Rows from a dataset:
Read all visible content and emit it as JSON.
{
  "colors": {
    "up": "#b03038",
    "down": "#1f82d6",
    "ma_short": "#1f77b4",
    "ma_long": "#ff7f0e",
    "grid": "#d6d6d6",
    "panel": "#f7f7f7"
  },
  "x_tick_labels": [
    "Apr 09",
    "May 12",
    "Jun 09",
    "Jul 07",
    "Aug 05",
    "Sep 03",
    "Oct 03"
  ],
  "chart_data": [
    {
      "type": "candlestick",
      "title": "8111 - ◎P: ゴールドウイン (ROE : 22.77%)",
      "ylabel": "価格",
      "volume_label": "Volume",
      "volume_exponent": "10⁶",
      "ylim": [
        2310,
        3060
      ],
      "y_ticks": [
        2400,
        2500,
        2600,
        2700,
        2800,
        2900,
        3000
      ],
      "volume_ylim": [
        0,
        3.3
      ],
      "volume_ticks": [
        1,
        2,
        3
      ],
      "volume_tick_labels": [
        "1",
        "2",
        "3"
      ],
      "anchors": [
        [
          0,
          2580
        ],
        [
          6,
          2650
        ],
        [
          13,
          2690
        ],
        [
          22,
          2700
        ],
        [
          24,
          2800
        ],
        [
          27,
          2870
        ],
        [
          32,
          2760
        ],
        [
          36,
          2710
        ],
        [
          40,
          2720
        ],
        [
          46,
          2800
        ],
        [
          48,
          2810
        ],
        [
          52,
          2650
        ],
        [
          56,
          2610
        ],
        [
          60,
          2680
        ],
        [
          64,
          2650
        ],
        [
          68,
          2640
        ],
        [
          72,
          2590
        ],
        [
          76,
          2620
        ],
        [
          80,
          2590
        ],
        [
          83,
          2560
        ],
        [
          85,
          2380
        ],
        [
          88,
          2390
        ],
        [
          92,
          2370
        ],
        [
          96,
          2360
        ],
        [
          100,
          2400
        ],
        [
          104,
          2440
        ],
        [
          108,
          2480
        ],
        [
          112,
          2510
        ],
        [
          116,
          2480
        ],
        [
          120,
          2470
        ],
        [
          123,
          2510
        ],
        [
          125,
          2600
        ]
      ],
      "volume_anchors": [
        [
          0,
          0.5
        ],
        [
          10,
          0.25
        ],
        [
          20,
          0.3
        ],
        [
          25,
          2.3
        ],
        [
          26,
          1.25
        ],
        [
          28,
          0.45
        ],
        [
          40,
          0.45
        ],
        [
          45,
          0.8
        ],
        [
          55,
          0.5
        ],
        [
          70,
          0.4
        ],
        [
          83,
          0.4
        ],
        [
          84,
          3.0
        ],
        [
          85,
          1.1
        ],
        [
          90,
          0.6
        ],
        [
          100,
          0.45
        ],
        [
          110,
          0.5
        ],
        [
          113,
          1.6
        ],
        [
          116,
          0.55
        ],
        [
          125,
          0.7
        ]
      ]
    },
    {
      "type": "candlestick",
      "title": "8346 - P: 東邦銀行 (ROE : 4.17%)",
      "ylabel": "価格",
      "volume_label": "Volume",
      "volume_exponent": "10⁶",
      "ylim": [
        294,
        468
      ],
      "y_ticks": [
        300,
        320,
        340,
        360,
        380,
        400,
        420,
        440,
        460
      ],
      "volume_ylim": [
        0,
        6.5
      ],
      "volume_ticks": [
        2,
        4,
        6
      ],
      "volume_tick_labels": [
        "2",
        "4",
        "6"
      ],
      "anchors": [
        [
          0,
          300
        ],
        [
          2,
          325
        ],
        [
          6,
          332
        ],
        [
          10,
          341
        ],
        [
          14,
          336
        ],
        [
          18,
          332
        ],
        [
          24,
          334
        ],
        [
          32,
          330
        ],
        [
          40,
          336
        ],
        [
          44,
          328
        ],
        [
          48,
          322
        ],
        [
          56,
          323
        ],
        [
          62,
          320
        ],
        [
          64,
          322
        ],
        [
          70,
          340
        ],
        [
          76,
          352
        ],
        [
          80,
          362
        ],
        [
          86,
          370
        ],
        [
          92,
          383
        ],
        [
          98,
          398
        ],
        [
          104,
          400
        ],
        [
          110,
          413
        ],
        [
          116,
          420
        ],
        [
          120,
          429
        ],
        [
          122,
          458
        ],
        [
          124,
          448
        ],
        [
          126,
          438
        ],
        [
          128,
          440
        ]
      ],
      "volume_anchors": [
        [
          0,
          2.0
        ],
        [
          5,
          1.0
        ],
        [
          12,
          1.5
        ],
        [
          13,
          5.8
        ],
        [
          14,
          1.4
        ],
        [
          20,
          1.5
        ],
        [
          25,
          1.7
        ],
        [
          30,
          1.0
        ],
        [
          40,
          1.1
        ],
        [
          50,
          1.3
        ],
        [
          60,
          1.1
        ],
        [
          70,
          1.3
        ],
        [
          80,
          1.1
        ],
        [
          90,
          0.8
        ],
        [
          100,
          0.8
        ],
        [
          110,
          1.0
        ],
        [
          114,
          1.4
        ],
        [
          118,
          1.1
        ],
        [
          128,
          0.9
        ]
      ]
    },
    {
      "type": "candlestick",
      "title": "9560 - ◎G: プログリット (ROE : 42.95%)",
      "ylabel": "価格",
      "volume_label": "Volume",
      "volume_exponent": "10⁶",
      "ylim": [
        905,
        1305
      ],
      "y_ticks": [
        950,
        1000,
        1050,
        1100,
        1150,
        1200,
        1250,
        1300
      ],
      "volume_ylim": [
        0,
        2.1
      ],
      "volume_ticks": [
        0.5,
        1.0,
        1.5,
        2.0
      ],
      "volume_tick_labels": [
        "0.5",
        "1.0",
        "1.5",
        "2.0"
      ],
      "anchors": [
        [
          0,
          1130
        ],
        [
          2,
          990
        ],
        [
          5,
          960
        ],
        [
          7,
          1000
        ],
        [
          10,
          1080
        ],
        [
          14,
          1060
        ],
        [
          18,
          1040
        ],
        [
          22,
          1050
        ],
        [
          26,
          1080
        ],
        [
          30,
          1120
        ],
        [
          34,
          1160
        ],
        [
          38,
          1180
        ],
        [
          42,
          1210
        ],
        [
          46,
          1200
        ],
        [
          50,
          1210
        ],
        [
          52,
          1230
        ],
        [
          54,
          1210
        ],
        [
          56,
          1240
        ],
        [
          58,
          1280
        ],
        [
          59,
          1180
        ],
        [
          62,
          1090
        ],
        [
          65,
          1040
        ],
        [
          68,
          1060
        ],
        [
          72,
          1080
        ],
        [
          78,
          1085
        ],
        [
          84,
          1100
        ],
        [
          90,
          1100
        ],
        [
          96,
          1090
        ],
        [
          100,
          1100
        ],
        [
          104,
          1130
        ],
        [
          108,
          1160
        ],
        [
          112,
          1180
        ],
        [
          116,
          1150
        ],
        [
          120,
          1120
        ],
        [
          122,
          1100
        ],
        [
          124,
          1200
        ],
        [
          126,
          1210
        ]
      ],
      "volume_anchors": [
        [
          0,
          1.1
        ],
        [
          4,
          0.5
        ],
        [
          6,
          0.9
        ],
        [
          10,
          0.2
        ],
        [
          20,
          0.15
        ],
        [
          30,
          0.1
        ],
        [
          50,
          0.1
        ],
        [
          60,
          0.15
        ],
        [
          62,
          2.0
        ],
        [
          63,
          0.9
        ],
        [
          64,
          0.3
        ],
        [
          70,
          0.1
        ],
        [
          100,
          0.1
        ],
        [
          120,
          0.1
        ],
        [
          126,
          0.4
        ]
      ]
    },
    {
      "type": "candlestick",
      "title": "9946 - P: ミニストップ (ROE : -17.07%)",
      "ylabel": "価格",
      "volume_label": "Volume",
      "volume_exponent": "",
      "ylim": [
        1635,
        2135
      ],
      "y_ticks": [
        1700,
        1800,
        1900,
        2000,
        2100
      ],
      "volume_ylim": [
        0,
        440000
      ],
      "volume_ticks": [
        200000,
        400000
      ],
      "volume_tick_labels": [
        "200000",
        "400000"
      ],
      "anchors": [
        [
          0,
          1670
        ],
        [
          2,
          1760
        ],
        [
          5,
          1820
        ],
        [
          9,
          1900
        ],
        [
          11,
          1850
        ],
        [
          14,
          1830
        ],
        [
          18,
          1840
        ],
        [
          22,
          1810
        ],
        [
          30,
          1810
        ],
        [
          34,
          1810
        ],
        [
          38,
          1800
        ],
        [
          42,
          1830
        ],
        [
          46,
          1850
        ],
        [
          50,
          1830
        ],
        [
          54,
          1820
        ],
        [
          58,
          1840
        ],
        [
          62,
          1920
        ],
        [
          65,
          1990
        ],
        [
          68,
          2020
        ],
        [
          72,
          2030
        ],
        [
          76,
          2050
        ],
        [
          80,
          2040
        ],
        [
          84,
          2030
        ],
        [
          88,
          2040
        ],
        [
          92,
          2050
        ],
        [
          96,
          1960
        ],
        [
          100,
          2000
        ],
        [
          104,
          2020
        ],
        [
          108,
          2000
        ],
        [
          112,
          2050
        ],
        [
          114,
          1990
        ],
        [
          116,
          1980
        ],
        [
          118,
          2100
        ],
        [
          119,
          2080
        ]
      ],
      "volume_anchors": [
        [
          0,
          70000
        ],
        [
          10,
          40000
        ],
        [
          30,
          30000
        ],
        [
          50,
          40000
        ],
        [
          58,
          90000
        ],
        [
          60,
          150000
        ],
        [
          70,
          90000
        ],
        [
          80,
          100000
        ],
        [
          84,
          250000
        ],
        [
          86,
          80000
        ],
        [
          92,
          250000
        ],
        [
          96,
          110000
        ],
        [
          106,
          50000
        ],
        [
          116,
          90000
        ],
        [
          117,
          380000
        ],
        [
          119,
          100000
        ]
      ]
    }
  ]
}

| PROBLEM TO WORK ON |
Identify all lines in the records above with the word "title".

| OUTPUT OF THE EXERCISE |
      "title": "8111 - ◎P: ゴールドウイン (ROE : 22.77%)",
      "title": "8346 - P: 東邦銀行 (ROE : 4.17%)",
      "title": "9560 - ◎G: プログリット (ROE : 42.95%)",
      "title": "9946 - P: ミニストップ (ROE : -17.07%)",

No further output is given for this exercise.